» Exercise prompt
Reproduce the listing exactly, with no pictures in your copy.

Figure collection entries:
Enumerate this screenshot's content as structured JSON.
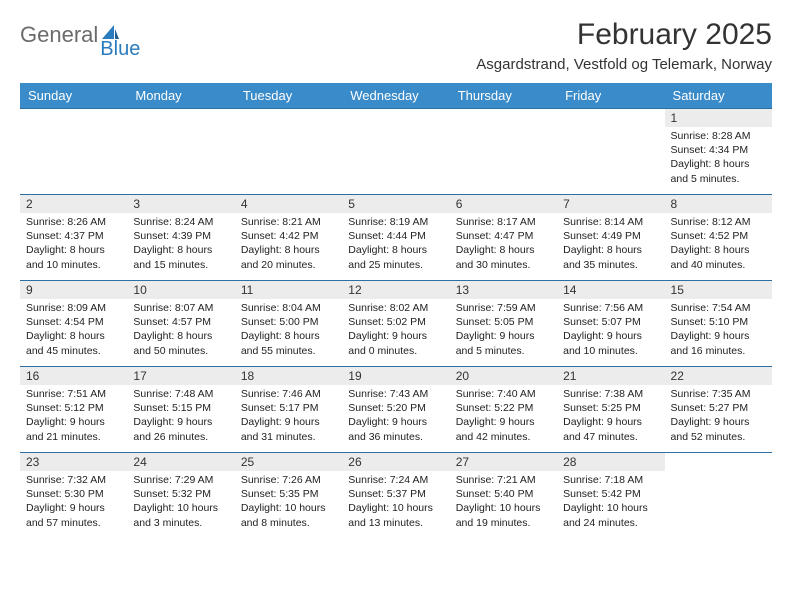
{
  "logo": {
    "part1": "General",
    "part2": "Blue"
  },
  "title": "February 2025",
  "location": "Asgardstrand, Vestfold og Telemark, Norway",
  "colors": {
    "header_bg": "#3a8bc9",
    "header_text": "#ffffff",
    "daynum_bg": "#ececec",
    "border": "#2d6fa3",
    "logo_gray": "#6b6b6b",
    "logo_blue": "#2b7bbf"
  },
  "day_headers": [
    "Sunday",
    "Monday",
    "Tuesday",
    "Wednesday",
    "Thursday",
    "Friday",
    "Saturday"
  ],
  "weeks": [
    [
      null,
      null,
      null,
      null,
      null,
      null,
      {
        "n": "1",
        "sunrise": "8:28 AM",
        "sunset": "4:34 PM",
        "daylight": "8 hours and 5 minutes."
      }
    ],
    [
      {
        "n": "2",
        "sunrise": "8:26 AM",
        "sunset": "4:37 PM",
        "daylight": "8 hours and 10 minutes."
      },
      {
        "n": "3",
        "sunrise": "8:24 AM",
        "sunset": "4:39 PM",
        "daylight": "8 hours and 15 minutes."
      },
      {
        "n": "4",
        "sunrise": "8:21 AM",
        "sunset": "4:42 PM",
        "daylight": "8 hours and 20 minutes."
      },
      {
        "n": "5",
        "sunrise": "8:19 AM",
        "sunset": "4:44 PM",
        "daylight": "8 hours and 25 minutes."
      },
      {
        "n": "6",
        "sunrise": "8:17 AM",
        "sunset": "4:47 PM",
        "daylight": "8 hours and 30 minutes."
      },
      {
        "n": "7",
        "sunrise": "8:14 AM",
        "sunset": "4:49 PM",
        "daylight": "8 hours and 35 minutes."
      },
      {
        "n": "8",
        "sunrise": "8:12 AM",
        "sunset": "4:52 PM",
        "daylight": "8 hours and 40 minutes."
      }
    ],
    [
      {
        "n": "9",
        "sunrise": "8:09 AM",
        "sunset": "4:54 PM",
        "daylight": "8 hours and 45 minutes."
      },
      {
        "n": "10",
        "sunrise": "8:07 AM",
        "sunset": "4:57 PM",
        "daylight": "8 hours and 50 minutes."
      },
      {
        "n": "11",
        "sunrise": "8:04 AM",
        "sunset": "5:00 PM",
        "daylight": "8 hours and 55 minutes."
      },
      {
        "n": "12",
        "sunrise": "8:02 AM",
        "sunset": "5:02 PM",
        "daylight": "9 hours and 0 minutes."
      },
      {
        "n": "13",
        "sunrise": "7:59 AM",
        "sunset": "5:05 PM",
        "daylight": "9 hours and 5 minutes."
      },
      {
        "n": "14",
        "sunrise": "7:56 AM",
        "sunset": "5:07 PM",
        "daylight": "9 hours and 10 minutes."
      },
      {
        "n": "15",
        "sunrise": "7:54 AM",
        "sunset": "5:10 PM",
        "daylight": "9 hours and 16 minutes."
      }
    ],
    [
      {
        "n": "16",
        "sunrise": "7:51 AM",
        "sunset": "5:12 PM",
        "daylight": "9 hours and 21 minutes."
      },
      {
        "n": "17",
        "sunrise": "7:48 AM",
        "sunset": "5:15 PM",
        "daylight": "9 hours and 26 minutes."
      },
      {
        "n": "18",
        "sunrise": "7:46 AM",
        "sunset": "5:17 PM",
        "daylight": "9 hours and 31 minutes."
      },
      {
        "n": "19",
        "sunrise": "7:43 AM",
        "sunset": "5:20 PM",
        "daylight": "9 hours and 36 minutes."
      },
      {
        "n": "20",
        "sunrise": "7:40 AM",
        "sunset": "5:22 PM",
        "daylight": "9 hours and 42 minutes."
      },
      {
        "n": "21",
        "sunrise": "7:38 AM",
        "sunset": "5:25 PM",
        "daylight": "9 hours and 47 minutes."
      },
      {
        "n": "22",
        "sunrise": "7:35 AM",
        "sunset": "5:27 PM",
        "daylight": "9 hours and 52 minutes."
      }
    ],
    [
      {
        "n": "23",
        "sunrise": "7:32 AM",
        "sunset": "5:30 PM",
        "daylight": "9 hours and 57 minutes."
      },
      {
        "n": "24",
        "sunrise": "7:29 AM",
        "sunset": "5:32 PM",
        "daylight": "10 hours and 3 minutes."
      },
      {
        "n": "25",
        "sunrise": "7:26 AM",
        "sunset": "5:35 PM",
        "daylight": "10 hours and 8 minutes."
      },
      {
        "n": "26",
        "sunrise": "7:24 AM",
        "sunset": "5:37 PM",
        "daylight": "10 hours and 13 minutes."
      },
      {
        "n": "27",
        "sunrise": "7:21 AM",
        "sunset": "5:40 PM",
        "daylight": "10 hours and 19 minutes."
      },
      {
        "n": "28",
        "sunrise": "7:18 AM",
        "sunset": "5:42 PM",
        "daylight": "10 hours and 24 minutes."
      },
      null
    ]
  ],
  "labels": {
    "sunrise": "Sunrise:",
    "sunset": "Sunset:",
    "daylight": "Daylight:"
  }
}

» Expected output
Enumerate this screenshot's content as structured JSON.
{
  "logo": {
    "part1": "General",
    "part2": "Blue"
  },
  "title": "February 2025",
  "location": "Asgardstrand, Vestfold og Telemark, Norway",
  "colors": {
    "header_bg": "#3a8bc9",
    "header_text": "#ffffff",
    "daynum_bg": "#ececec",
    "border": "#2d6fa3",
    "logo_gray": "#6b6b6b",
    "logo_blue": "#2b7bbf"
  },
  "day_headers": [
    "Sunday",
    "Monday",
    "Tuesday",
    "Wednesday",
    "Thursday",
    "Friday",
    "Saturday"
  ],
  "weeks": [
    [
      null,
      null,
      null,
      null,
      null,
      null,
      {
        "n": "1",
        "sunrise": "8:28 AM",
        "sunset": "4:34 PM",
        "daylight": "8 hours and 5 minutes."
      }
    ],
    [
      {
        "n": "2",
        "sunrise": "8:26 AM",
        "sunset": "4:37 PM",
        "daylight": "8 hours and 10 minutes."
      },
      {
        "n": "3",
        "sunrise": "8:24 AM",
        "sunset": "4:39 PM",
        "daylight": "8 hours and 15 minutes."
      },
      {
        "n": "4",
        "sunrise": "8:21 AM",
        "sunset": "4:42 PM",
        "daylight": "8 hours and 20 minutes."
      },
      {
        "n": "5",
        "sunrise": "8:19 AM",
        "sunset": "4:44 PM",
        "daylight": "8 hours and 25 minutes."
      },
      {
        "n": "6",
        "sunrise": "8:17 AM",
        "sunset": "4:47 PM",
        "daylight": "8 hours and 30 minutes."
      },
      {
        "n": "7",
        "sunrise": "8:14 AM",
        "sunset": "4:49 PM",
        "daylight": "8 hours and 35 minutes."
      },
      {
        "n": "8",
        "sunrise": "8:12 AM",
        "sunset": "4:52 PM",
        "daylight": "8 hours and 40 minutes."
      }
    ],
    [
      {
        "n": "9",
        "sunrise": "8:09 AM",
        "sunset": "4:54 PM",
        "daylight": "8 hours and 45 minutes."
      },
      {
        "n": "10",
        "sunrise": "8:07 AM",
        "sunset": "4:57 PM",
        "daylight": "8 hours and 50 minutes."
      },
      {
        "n": "11",
        "sunrise": "8:04 AM",
        "sunset": "5:00 PM",
        "daylight": "8 hours and 55 minutes."
      },
      {
        "n": "12",
        "sunrise": "8:02 AM",
        "sunset": "5:02 PM",
        "daylight": "9 hours and 0 minutes."
      },
      {
        "n": "13",
        "sunrise": "7:59 AM",
        "sunset": "5:05 PM",
        "daylight": "9 hours and 5 minutes."
      },
      {
        "n": "14",
        "sunrise": "7:56 AM",
        "sunset": "5:07 PM",
        "daylight": "9 hours and 10 minutes."
      },
      {
        "n": "15",
        "sunrise": "7:54 AM",
        "sunset": "5:10 PM",
        "daylight": "9 hours and 16 minutes."
      }
    ],
    [
      {
        "n": "16",
        "sunrise": "7:51 AM",
        "sunset": "5:12 PM",
        "daylight": "9 hours and 21 minutes."
      },
      {
        "n": "17",
        "sunrise": "7:48 AM",
        "sunset": "5:15 PM",
        "daylight": "9 hours and 26 minutes."
      },
      {
        "n": "18",
        "sunrise": "7:46 AM",
        "sunset": "5:17 PM",
        "daylight": "9 hours and 31 minutes."
      },
      {
        "n": "19",
        "sunrise": "7:43 AM",
        "sunset": "5:20 PM",
        "daylight": "9 hours and 36 minutes."
      },
      {
        "n": "20",
        "sunrise": "7:40 AM",
        "sunset": "5:22 PM",
        "daylight": "9 hours and 42 minutes."
      },
      {
        "n": "21",
        "sunrise": "7:38 AM",
        "sunset": "5:25 PM",
        "daylight": "9 hours and 47 minutes."
      },
      {
        "n": "22",
        "sunrise": "7:35 AM",
        "sunset": "5:27 PM",
        "daylight": "9 hours and 52 minutes."
      }
    ],
    [
      {
        "n": "23",
        "sunrise": "7:32 AM",
        "sunset": "5:30 PM",
        "daylight": "9 hours and 57 minutes."
      },
      {
        "n": "24",
        "sunrise": "7:29 AM",
        "sunset": "5:32 PM",
        "daylight": "10 hours and 3 minutes."
      },
      {
        "n": "25",
        "sunrise": "7:26 AM",
        "sunset": "5:35 PM",
        "daylight": "10 hours and 8 minutes."
      },
      {
        "n": "26",
        "sunrise": "7:24 AM",
        "sunset": "5:37 PM",
        "daylight": "10 hours and 13 minutes."
      },
      {
        "n": "27",
        "sunrise": "7:21 AM",
        "sunset": "5:40 PM",
        "daylight": "10 hours and 19 minutes."
      },
      {
        "n": "28",
        "sunrise": "7:18 AM",
        "sunset": "5:42 PM",
        "daylight": "10 hours and 24 minutes."
      },
      null
    ]
  ],
  "labels": {
    "sunrise": "Sunrise:",
    "sunset": "Sunset:",
    "daylight": "Daylight:"
  }
}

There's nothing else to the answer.